Record excerpts:
☆ ☆ ☆ ☆

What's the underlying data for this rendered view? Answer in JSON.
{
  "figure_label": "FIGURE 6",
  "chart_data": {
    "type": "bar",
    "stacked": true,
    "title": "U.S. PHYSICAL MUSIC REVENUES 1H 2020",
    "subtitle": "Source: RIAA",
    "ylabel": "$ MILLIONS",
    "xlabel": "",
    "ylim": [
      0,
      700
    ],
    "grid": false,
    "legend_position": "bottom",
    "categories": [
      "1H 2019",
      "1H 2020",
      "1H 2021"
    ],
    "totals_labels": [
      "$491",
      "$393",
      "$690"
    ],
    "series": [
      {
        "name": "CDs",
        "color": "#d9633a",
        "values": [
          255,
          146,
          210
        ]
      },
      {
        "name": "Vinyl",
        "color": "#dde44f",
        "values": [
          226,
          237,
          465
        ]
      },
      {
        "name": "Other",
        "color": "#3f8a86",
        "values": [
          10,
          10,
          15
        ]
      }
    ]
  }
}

☆ ☆ ☆ ☆

Prompt: Out of the material above, gather each line where "color" appears.

Task answer:
        "color": "#d9633a",
        "color": "#dde44f",
        "color": "#3f8a86",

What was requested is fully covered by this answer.